▸ **STATED EXERCISE**: Your task is to copy every line of the entries that contains "изъятой".

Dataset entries
::::
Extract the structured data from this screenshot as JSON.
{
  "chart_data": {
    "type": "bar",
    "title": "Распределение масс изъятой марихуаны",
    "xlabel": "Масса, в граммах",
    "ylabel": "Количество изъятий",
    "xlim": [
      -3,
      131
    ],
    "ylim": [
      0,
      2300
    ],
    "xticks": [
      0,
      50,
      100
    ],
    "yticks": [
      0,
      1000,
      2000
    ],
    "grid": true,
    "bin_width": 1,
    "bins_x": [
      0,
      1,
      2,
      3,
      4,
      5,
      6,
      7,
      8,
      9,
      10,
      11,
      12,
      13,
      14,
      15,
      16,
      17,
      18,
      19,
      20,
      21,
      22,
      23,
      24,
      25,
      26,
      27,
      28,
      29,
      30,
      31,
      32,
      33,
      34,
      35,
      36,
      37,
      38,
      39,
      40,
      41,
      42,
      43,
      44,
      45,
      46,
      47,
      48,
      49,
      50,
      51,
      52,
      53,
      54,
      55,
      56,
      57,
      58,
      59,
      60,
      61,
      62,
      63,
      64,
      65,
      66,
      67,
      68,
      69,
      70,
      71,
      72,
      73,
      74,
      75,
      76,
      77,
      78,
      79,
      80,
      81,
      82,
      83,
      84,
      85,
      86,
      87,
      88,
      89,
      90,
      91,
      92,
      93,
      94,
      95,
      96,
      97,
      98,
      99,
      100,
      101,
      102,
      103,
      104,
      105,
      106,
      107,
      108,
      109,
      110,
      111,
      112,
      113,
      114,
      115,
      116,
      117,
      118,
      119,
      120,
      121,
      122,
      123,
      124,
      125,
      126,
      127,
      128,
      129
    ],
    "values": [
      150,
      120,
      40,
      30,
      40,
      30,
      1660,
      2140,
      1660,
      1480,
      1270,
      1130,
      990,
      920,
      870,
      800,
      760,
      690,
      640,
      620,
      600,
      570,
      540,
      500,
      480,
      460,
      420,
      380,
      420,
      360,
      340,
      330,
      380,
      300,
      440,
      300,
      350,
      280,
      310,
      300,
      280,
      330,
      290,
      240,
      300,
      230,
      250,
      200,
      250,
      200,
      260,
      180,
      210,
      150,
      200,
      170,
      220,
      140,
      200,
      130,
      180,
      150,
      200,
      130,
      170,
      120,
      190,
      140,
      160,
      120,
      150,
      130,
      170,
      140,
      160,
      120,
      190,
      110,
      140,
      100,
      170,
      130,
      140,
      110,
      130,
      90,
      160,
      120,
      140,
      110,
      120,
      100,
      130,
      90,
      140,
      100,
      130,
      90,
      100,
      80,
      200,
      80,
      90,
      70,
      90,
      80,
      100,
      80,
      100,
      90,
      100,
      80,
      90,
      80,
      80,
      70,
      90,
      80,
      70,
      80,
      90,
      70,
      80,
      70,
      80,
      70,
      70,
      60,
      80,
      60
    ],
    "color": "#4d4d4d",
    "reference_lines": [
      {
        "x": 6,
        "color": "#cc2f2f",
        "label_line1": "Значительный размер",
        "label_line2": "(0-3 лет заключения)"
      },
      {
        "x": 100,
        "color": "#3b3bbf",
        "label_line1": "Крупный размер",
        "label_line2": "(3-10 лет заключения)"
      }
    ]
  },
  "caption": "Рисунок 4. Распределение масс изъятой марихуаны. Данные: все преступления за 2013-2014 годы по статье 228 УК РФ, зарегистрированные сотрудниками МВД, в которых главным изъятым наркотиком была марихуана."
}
::::
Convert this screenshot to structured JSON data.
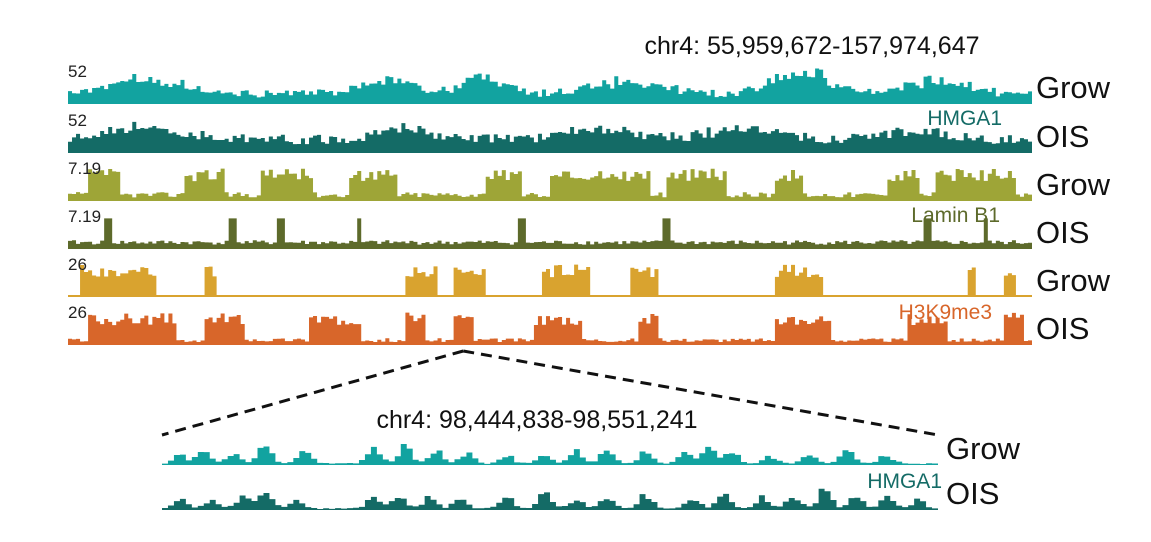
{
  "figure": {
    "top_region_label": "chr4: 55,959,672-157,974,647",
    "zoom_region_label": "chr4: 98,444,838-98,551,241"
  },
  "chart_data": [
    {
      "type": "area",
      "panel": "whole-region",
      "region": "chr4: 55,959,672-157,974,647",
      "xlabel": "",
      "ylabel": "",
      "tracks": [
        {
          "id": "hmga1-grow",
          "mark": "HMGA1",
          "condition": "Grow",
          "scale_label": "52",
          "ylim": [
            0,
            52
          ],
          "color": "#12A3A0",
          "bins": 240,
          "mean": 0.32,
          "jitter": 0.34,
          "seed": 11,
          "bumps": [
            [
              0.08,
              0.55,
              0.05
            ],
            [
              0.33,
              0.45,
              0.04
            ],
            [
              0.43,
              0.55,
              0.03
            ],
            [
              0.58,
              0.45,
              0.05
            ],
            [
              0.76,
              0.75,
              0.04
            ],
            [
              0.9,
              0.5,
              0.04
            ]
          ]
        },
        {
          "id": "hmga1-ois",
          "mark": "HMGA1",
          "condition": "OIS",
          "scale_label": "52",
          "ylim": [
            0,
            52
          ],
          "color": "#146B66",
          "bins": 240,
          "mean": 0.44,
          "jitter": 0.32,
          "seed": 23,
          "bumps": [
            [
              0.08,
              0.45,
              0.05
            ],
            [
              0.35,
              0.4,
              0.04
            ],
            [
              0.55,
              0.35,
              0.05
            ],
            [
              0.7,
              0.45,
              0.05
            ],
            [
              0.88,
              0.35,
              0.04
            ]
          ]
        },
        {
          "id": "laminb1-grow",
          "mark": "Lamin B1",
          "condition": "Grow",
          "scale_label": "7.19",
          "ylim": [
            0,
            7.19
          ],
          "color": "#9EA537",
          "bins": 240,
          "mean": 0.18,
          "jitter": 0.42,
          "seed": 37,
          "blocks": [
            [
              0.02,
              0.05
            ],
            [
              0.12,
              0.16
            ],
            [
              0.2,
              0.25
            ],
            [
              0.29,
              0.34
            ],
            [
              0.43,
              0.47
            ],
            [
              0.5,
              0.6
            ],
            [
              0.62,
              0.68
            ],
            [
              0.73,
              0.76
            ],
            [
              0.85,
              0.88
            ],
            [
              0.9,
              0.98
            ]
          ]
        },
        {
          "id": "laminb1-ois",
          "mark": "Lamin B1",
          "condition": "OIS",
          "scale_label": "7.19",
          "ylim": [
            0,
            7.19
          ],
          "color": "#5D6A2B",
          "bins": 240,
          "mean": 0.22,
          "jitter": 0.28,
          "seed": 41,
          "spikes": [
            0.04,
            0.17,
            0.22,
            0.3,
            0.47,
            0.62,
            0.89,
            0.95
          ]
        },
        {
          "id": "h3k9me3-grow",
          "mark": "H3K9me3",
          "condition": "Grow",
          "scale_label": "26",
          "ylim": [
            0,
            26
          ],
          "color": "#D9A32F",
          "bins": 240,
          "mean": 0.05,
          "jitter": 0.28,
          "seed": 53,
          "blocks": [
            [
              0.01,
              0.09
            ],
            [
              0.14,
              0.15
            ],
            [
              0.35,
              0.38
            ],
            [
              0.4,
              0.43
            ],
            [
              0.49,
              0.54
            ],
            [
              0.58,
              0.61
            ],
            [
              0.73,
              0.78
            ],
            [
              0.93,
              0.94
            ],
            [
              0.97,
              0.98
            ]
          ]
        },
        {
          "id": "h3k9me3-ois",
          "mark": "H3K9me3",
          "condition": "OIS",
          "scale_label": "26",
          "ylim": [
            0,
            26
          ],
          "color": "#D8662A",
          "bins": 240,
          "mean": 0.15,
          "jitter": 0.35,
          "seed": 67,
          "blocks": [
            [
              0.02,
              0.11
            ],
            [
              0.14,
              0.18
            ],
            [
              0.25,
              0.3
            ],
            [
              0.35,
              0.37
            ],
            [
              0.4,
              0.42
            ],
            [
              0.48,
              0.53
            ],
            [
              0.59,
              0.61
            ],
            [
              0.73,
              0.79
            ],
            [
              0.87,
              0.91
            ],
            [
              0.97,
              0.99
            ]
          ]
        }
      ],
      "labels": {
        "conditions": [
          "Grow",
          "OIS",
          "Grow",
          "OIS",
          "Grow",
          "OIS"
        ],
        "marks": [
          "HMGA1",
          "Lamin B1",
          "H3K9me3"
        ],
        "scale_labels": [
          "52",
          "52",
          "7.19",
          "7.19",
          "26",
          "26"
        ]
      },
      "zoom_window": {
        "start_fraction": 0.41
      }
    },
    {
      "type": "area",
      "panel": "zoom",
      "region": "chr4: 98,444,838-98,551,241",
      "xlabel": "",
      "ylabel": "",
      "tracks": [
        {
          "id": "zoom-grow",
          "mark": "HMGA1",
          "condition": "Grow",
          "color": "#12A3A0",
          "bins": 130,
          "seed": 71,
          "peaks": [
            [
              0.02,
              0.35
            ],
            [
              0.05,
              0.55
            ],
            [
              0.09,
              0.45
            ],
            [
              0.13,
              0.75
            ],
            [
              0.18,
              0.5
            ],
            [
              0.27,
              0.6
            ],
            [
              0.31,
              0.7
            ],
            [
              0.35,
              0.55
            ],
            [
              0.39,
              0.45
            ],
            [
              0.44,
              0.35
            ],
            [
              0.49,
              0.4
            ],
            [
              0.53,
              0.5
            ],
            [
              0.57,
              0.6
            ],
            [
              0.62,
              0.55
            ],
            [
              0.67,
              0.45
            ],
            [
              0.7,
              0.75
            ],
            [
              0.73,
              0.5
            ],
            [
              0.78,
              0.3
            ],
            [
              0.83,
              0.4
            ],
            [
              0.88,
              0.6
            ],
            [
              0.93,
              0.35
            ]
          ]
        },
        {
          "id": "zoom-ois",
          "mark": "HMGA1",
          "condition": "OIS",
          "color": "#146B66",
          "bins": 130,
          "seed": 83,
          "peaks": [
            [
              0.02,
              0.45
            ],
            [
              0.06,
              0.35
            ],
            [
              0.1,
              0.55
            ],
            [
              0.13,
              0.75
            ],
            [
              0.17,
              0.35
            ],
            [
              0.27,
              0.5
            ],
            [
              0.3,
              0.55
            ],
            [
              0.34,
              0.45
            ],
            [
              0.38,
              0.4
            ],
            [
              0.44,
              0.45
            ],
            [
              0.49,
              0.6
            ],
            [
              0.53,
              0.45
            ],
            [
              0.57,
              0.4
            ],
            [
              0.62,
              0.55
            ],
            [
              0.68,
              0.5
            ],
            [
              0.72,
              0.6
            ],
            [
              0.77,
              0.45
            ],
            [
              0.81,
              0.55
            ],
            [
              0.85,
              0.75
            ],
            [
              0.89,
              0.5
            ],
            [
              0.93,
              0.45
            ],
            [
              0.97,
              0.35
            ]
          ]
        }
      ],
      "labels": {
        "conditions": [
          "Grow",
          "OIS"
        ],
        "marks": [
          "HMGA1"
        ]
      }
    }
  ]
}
::::
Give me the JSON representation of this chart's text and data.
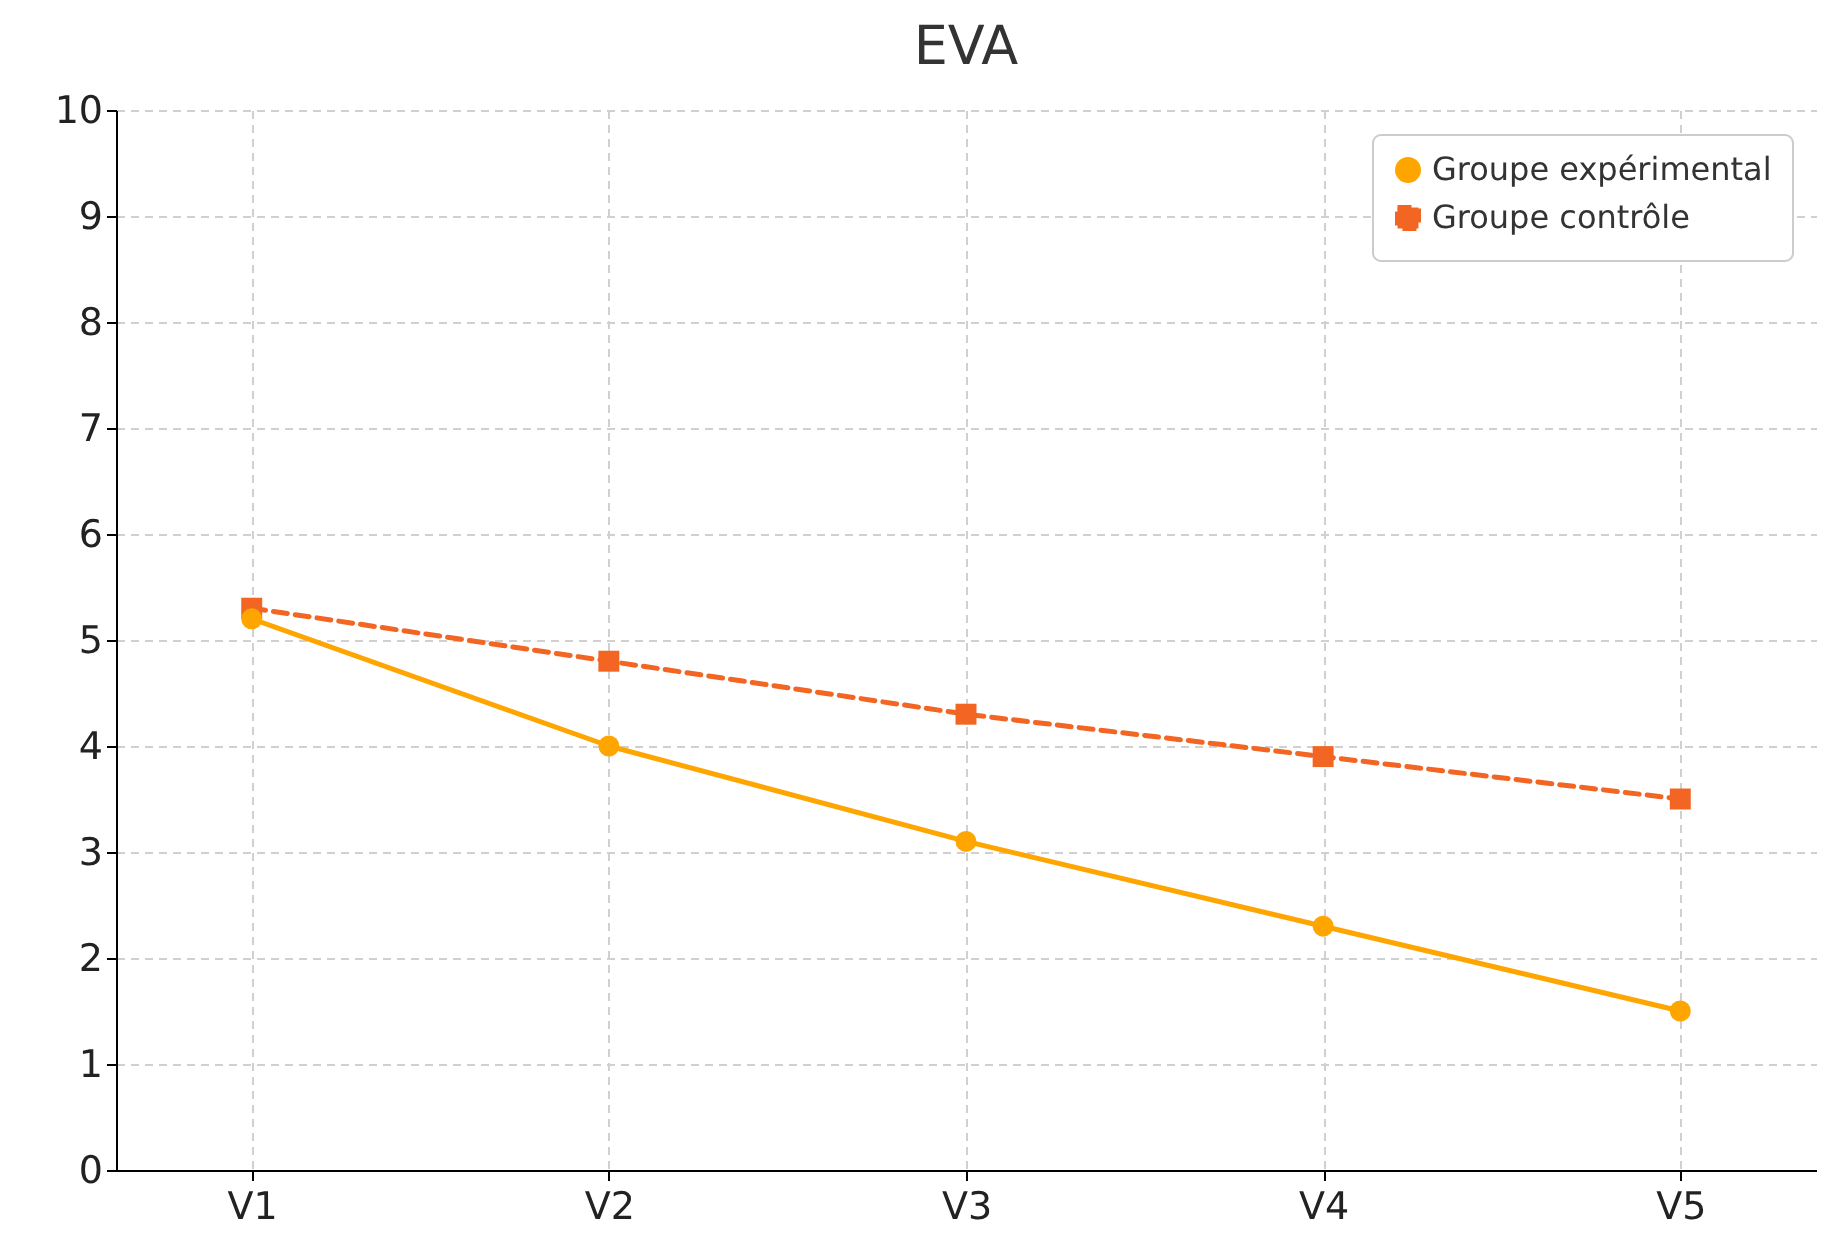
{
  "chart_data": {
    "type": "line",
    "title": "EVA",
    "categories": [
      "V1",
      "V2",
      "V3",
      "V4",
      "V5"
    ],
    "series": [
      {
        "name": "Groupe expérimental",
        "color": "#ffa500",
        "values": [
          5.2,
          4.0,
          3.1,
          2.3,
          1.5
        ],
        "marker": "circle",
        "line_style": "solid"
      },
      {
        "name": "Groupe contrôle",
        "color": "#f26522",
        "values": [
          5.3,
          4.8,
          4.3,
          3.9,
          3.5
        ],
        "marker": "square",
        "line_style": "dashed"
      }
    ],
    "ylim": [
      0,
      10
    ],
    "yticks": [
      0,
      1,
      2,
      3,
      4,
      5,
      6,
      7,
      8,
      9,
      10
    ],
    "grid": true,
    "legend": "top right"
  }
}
::::
▸ **EXERCISE OUTPUT**:
    "title": "Распределение масс изъятой марихуаны",
  "caption": "Рисунок 4. Распределение масс изъятой марихуаны. Данные: все преступления за 2013-2014 годы по статье 228 УК РФ, зарегистрированные сотрудниками МВД, в которых главным изъятым наркотиком была марихуана."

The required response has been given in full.